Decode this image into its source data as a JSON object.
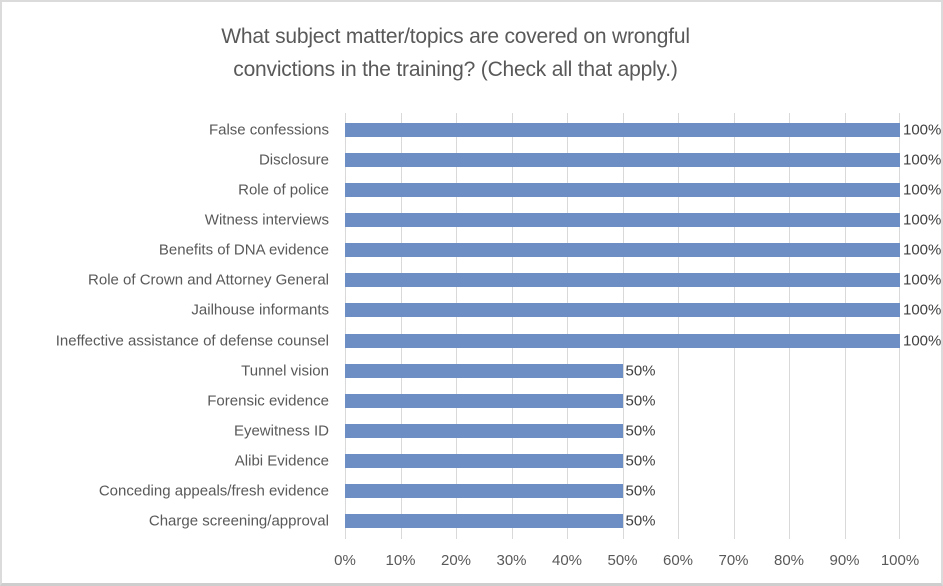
{
  "chart_data": {
    "type": "bar",
    "orientation": "horizontal",
    "title": "What subject matter/topics are covered on wrongful convictions in the training? (Check all that apply.)",
    "title_lines": [
      "What subject matter/topics are covered on wrongful",
      "convictions in the training? (Check all that apply.)"
    ],
    "categories": [
      "False confessions",
      "Disclosure",
      "Role of police",
      "Witness interviews",
      "Benefits of DNA evidence",
      "Role of Crown and Attorney General",
      "Jailhouse informants",
      "Ineffective assistance of defense counsel",
      "Tunnel vision",
      "Forensic evidence",
      "Eyewitness ID",
      "Alibi Evidence",
      "Conceding appeals/fresh evidence",
      "Charge screening/approval"
    ],
    "values": [
      100,
      100,
      100,
      100,
      100,
      100,
      100,
      100,
      50,
      50,
      50,
      50,
      50,
      50
    ],
    "data_labels": [
      "100%",
      "100%",
      "100%",
      "100%",
      "100%",
      "100%",
      "100%",
      "100%",
      "50%",
      "50%",
      "50%",
      "50%",
      "50%",
      "50%"
    ],
    "xlabel": "",
    "ylabel": "",
    "xlim": [
      0,
      100
    ],
    "x_tick_labels": [
      "0%",
      "10%",
      "20%",
      "30%",
      "40%",
      "50%",
      "60%",
      "70%",
      "80%",
      "90%",
      "100%"
    ],
    "grid": "vertical-major",
    "legend": "none",
    "colors": {
      "bar": "#6d8ec4",
      "gridline": "#d9d9d9",
      "title_text": "#595959",
      "axis_text": "#595959",
      "category_text": "#595959",
      "data_label_text": "#404040",
      "background": "#ffffff",
      "border": "#dbdbdb"
    }
  }
}
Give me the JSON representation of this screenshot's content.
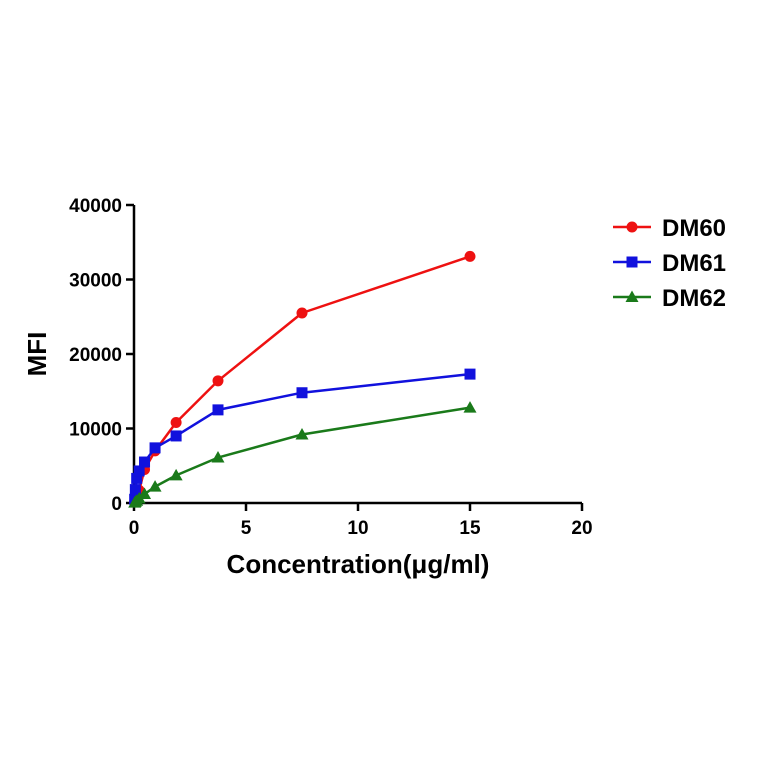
{
  "chart_data": {
    "type": "line",
    "title": "",
    "xlabel": "Concentration(μg/ml)",
    "ylabel": "MFI",
    "xlim": [
      0,
      20
    ],
    "ylim": [
      0,
      40000
    ],
    "xticks": [
      0,
      5,
      10,
      15,
      20
    ],
    "yticks": [
      0,
      10000,
      20000,
      30000,
      40000
    ],
    "grid": false,
    "legend_position": "top-right",
    "series": [
      {
        "name": "DM60",
        "color": "#ee1111",
        "marker": "circle",
        "points": [
          {
            "x": 0.03,
            "y": 200
          },
          {
            "x": 0.06,
            "y": 500
          },
          {
            "x": 0.12,
            "y": 1000
          },
          {
            "x": 0.23,
            "y": 1700
          },
          {
            "x": 0.47,
            "y": 4500
          },
          {
            "x": 0.94,
            "y": 7000
          },
          {
            "x": 1.88,
            "y": 10800
          },
          {
            "x": 3.75,
            "y": 16400
          },
          {
            "x": 7.5,
            "y": 25500
          },
          {
            "x": 15,
            "y": 33100
          }
        ]
      },
      {
        "name": "DM61",
        "color": "#1111dd",
        "marker": "square",
        "points": [
          {
            "x": 0.03,
            "y": 500
          },
          {
            "x": 0.06,
            "y": 1800
          },
          {
            "x": 0.12,
            "y": 3300
          },
          {
            "x": 0.23,
            "y": 4300
          },
          {
            "x": 0.47,
            "y": 5500
          },
          {
            "x": 0.94,
            "y": 7400
          },
          {
            "x": 1.88,
            "y": 9000
          },
          {
            "x": 3.75,
            "y": 12500
          },
          {
            "x": 7.5,
            "y": 14800
          },
          {
            "x": 15,
            "y": 17300
          }
        ]
      },
      {
        "name": "DM62",
        "color": "#1a7a1a",
        "marker": "triangle",
        "points": [
          {
            "x": 0.03,
            "y": 50
          },
          {
            "x": 0.06,
            "y": 150
          },
          {
            "x": 0.12,
            "y": 300
          },
          {
            "x": 0.23,
            "y": 600
          },
          {
            "x": 0.47,
            "y": 1200
          },
          {
            "x": 0.94,
            "y": 2200
          },
          {
            "x": 1.88,
            "y": 3700
          },
          {
            "x": 3.75,
            "y": 6100
          },
          {
            "x": 7.5,
            "y": 9200
          },
          {
            "x": 15,
            "y": 12800
          }
        ]
      }
    ]
  }
}
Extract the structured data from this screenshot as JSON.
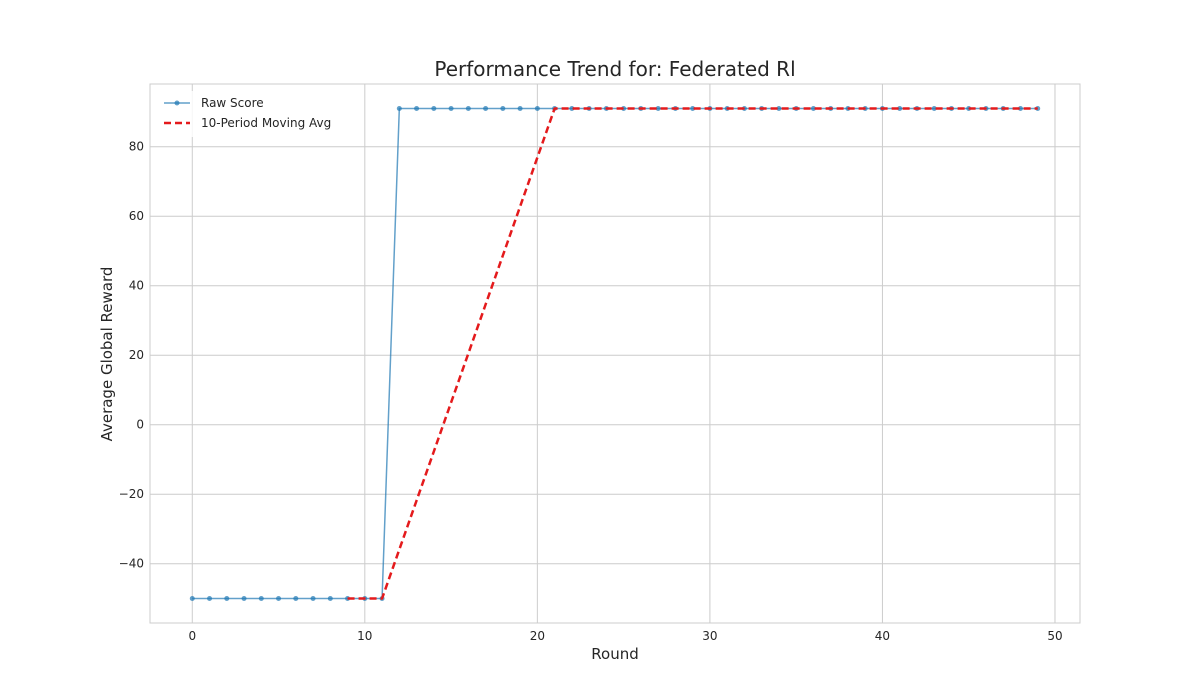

=====

# Job:
All of the material above needs to be restated exactly, with no pictures.

# Finished answer:
Decode this image into its source data as a JSON object.
{
  "chart_data": {
    "type": "bar",
    "orientation": "horizontal",
    "title": "What subject matter/topics are covered on wrongful convictions in the training? (Check all that apply.)",
    "title_lines": [
      "What subject matter/topics are covered on wrongful",
      "convictions in the training? (Check all that apply.)"
    ],
    "categories": [
      "False confessions",
      "Disclosure",
      "Role of police",
      "Witness interviews",
      "Benefits of DNA evidence",
      "Role of Crown and Attorney General",
      "Jailhouse informants",
      "Ineffective assistance of defense counsel",
      "Tunnel vision",
      "Forensic evidence",
      "Eyewitness ID",
      "Alibi Evidence",
      "Conceding appeals/fresh evidence",
      "Charge screening/approval"
    ],
    "values": [
      100,
      100,
      100,
      100,
      100,
      100,
      100,
      100,
      50,
      50,
      50,
      50,
      50,
      50
    ],
    "data_labels": [
      "100%",
      "100%",
      "100%",
      "100%",
      "100%",
      "100%",
      "100%",
      "100%",
      "50%",
      "50%",
      "50%",
      "50%",
      "50%",
      "50%"
    ],
    "xlabel": "",
    "ylabel": "",
    "xlim": [
      0,
      100
    ],
    "x_tick_labels": [
      "0%",
      "10%",
      "20%",
      "30%",
      "40%",
      "50%",
      "60%",
      "70%",
      "80%",
      "90%",
      "100%"
    ],
    "grid": "vertical-major",
    "legend": "none",
    "colors": {
      "bar": "#6d8ec4",
      "gridline": "#d9d9d9",
      "title_text": "#595959",
      "axis_text": "#595959",
      "category_text": "#595959",
      "data_label_text": "#404040",
      "background": "#ffffff",
      "border": "#dbdbdb"
    }
  }
}
Give me the JSON representation of this screenshot's content.
{
  "chart_data": {
    "type": "line",
    "title": "",
    "xlabel": "Concentration(μg/ml)",
    "ylabel": "MFI",
    "xlim": [
      0,
      20
    ],
    "ylim": [
      0,
      40000
    ],
    "xticks": [
      0,
      5,
      10,
      15,
      20
    ],
    "yticks": [
      0,
      10000,
      20000,
      30000,
      40000
    ],
    "grid": false,
    "legend_position": "top-right",
    "series": [
      {
        "name": "DM60",
        "color": "#ee1111",
        "marker": "circle",
        "points": [
          {
            "x": 0.03,
            "y": 200
          },
          {
            "x": 0.06,
            "y": 500
          },
          {
            "x": 0.12,
            "y": 1000
          },
          {
            "x": 0.23,
            "y": 1700
          },
          {
            "x": 0.47,
            "y": 4500
          },
          {
            "x": 0.94,
            "y": 7000
          },
          {
            "x": 1.88,
            "y": 10800
          },
          {
            "x": 3.75,
            "y": 16400
          },
          {
            "x": 7.5,
            "y": 25500
          },
          {
            "x": 15,
            "y": 33100
          }
        ]
      },
      {
        "name": "DM61",
        "color": "#1111dd",
        "marker": "square",
        "points": [
          {
            "x": 0.03,
            "y": 500
          },
          {
            "x": 0.06,
            "y": 1800
          },
          {
            "x": 0.12,
            "y": 3300
          },
          {
            "x": 0.23,
            "y": 4300
          },
          {
            "x": 0.47,
            "y": 5500
          },
          {
            "x": 0.94,
            "y": 7400
          },
          {
            "x": 1.88,
            "y": 9000
          },
          {
            "x": 3.75,
            "y": 12500
          },
          {
            "x": 7.5,
            "y": 14800
          },
          {
            "x": 15,
            "y": 17300
          }
        ]
      },
      {
        "name": "DM62",
        "color": "#1a7a1a",
        "marker": "triangle",
        "points": [
          {
            "x": 0.03,
            "y": 50
          },
          {
            "x": 0.06,
            "y": 150
          },
          {
            "x": 0.12,
            "y": 300
          },
          {
            "x": 0.23,
            "y": 600
          },
          {
            "x": 0.47,
            "y": 1200
          },
          {
            "x": 0.94,
            "y": 2200
          },
          {
            "x": 1.88,
            "y": 3700
          },
          {
            "x": 3.75,
            "y": 6100
          },
          {
            "x": 7.5,
            "y": 9200
          },
          {
            "x": 15,
            "y": 12800
          }
        ]
      }
    ]
  }
}
Extract the structured data from this screenshot as JSON.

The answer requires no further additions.